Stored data
========================================================================

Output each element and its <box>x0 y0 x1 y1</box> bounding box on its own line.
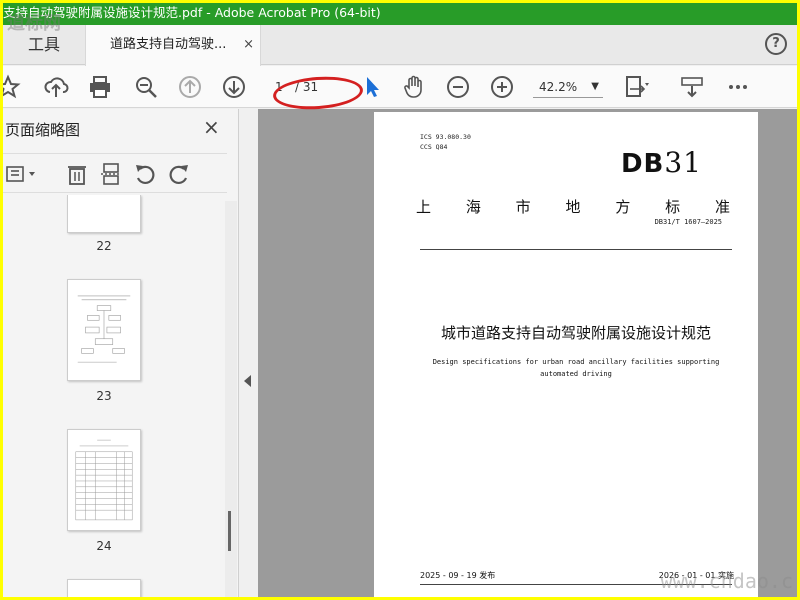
help-icon[interactable]: ? <box>765 33 787 55</box>
tab-bar: 工具 道路支持自动驾驶... × ? <box>3 25 797 66</box>
standard-code: DB31/T 1607—2025 <box>654 218 722 226</box>
hand-tool-icon[interactable] <box>401 74 427 100</box>
db-logo: DB31 <box>621 146 702 179</box>
acrobat-window: 支持自动驾驶附属设施设计规范.pdf - Adobe Acrobat Pro (… <box>3 3 797 597</box>
document-title: 城市道路支持自动驾驶附属设施设计规范 <box>440 324 711 342</box>
divider <box>420 249 732 250</box>
select-cursor-icon[interactable] <box>359 74 385 100</box>
thumbnail-label: 23 <box>96 389 112 403</box>
main-toolbar: 1 / 31 42.2% ▼ <box>3 66 797 108</box>
thumbnail-options-icon[interactable] <box>5 162 35 186</box>
document-title-english: Design specifications for urban road anc… <box>432 358 720 378</box>
zoom-out-icon[interactable] <box>445 74 471 100</box>
thumbnail-label: 24 <box>96 539 112 553</box>
panel-title: 页面缩略图 <box>5 121 81 139</box>
heading-char: 标 <box>665 198 681 216</box>
upload-cloud-icon[interactable] <box>43 74 69 100</box>
watermark: 道标网 <box>7 13 61 34</box>
delete-page-icon[interactable] <box>65 162 89 186</box>
panel-toolbar <box>3 153 227 193</box>
standard-heading: 上 海 市 地 方 标 准 <box>416 196 730 217</box>
thumbnail-page-25[interactable] <box>67 579 141 597</box>
page-fit-icon[interactable] <box>623 74 649 100</box>
heading-char: 准 <box>714 198 730 216</box>
tab-document-label: 道路支持自动驾驶... <box>110 37 227 52</box>
tab-close-icon[interactable]: × <box>243 25 254 65</box>
star-icon[interactable] <box>3 74 21 100</box>
thumbnail-label: 22 <box>96 239 112 253</box>
rotate-left-icon[interactable] <box>133 162 157 186</box>
thumbnail-page-24[interactable] <box>67 429 141 531</box>
logo-db-text: DB <box>620 149 665 179</box>
pdf-page: ICS 93.080.30 CCS Q84 DB31 上 海 市 地 方 标 准… <box>374 112 758 597</box>
scrollbar-thumb[interactable] <box>228 511 231 551</box>
keyboard-scroll-icon[interactable] <box>679 74 705 100</box>
extract-page-icon[interactable] <box>99 162 123 186</box>
thumbnail-page-22[interactable] <box>67 195 141 233</box>
print-icon[interactable] <box>87 74 113 100</box>
previous-page-icon[interactable] <box>177 74 203 100</box>
heading-char: 地 <box>565 198 581 216</box>
heading-char: 方 <box>615 198 631 216</box>
thumbnail-scrollbar[interactable] <box>225 201 237 597</box>
collapse-panel-icon[interactable] <box>244 375 251 387</box>
thumbnail-list: 22 23 24 <box>3 195 225 597</box>
watermark: www.chdao.c <box>660 569 793 593</box>
doc-classification: ICS 93.080.30 CCS Q84 <box>420 132 471 152</box>
thumbnails-panel: 页面缩略图 × 22 23 24 <box>3 109 239 597</box>
zoom-select[interactable]: 42.2% ▼ <box>533 76 603 98</box>
publish-date: 2025 - 09 - 19 发布 <box>420 571 496 580</box>
zoom-in-icon[interactable] <box>489 74 515 100</box>
document-view[interactable]: ICS 93.080.30 CCS Q84 DB31 上 海 市 地 方 标 准… <box>258 109 797 597</box>
search-zoom-icon[interactable] <box>133 74 159 100</box>
ccs-code: CCS Q84 <box>420 143 448 151</box>
heading-char: 海 <box>465 198 481 216</box>
tab-document[interactable]: 道路支持自动驾驶... × <box>85 25 261 66</box>
logo-number: 31 <box>664 146 702 179</box>
heading-char: 市 <box>515 198 531 216</box>
next-page-icon[interactable] <box>221 74 247 100</box>
chevron-down-icon[interactable]: ▼ <box>591 76 599 98</box>
rotate-right-icon[interactable] <box>167 162 191 186</box>
window-titlebar: 支持自动驾驶附属设施设计规范.pdf - Adobe Acrobat Pro (… <box>3 3 797 25</box>
heading-char: 上 <box>416 198 432 216</box>
zoom-value: 42.2% <box>539 80 578 94</box>
panel-close-icon[interactable]: × <box>203 115 220 139</box>
thumbnail-page-23[interactable] <box>67 279 141 381</box>
ics-code: ICS 93.080.30 <box>420 133 471 141</box>
more-options-icon[interactable] <box>725 74 751 100</box>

========================================================================

-- What is being asked --
In the data, rewrite the lines from the one containing "help-icon[interactable]: ? <box>765" through the one containing "document-title-english: Design specifications", changing "divider" to "separator" and leaving everything else unchanged.

-- Result below --
help-icon[interactable]: ? <box>765 33 787 55</box>
tab-bar: 工具 道路支持自动驾驶... × ? <box>3 25 797 66</box>
standard-code: DB31/T 1607—2025 <box>654 218 722 226</box>
hand-tool-icon[interactable] <box>401 74 427 100</box>
db-logo: DB31 <box>621 146 702 179</box>
acrobat-window: 支持自动驾驶附属设施设计规范.pdf - Adobe Acrobat Pro (… <box>3 3 797 597</box>
document-title: 城市道路支持自动驾驶附属设施设计规范 <box>440 324 711 342</box>
separator <box>420 249 732 250</box>
select-cursor-icon[interactable] <box>359 74 385 100</box>
thumbnail-label: 23 <box>96 389 112 403</box>
main-toolbar: 1 / 31 42.2% ▼ <box>3 66 797 108</box>
thumbnail-options-icon[interactable] <box>5 162 35 186</box>
document-title-english: Design specifications for urban road anc… <box>432 358 720 378</box>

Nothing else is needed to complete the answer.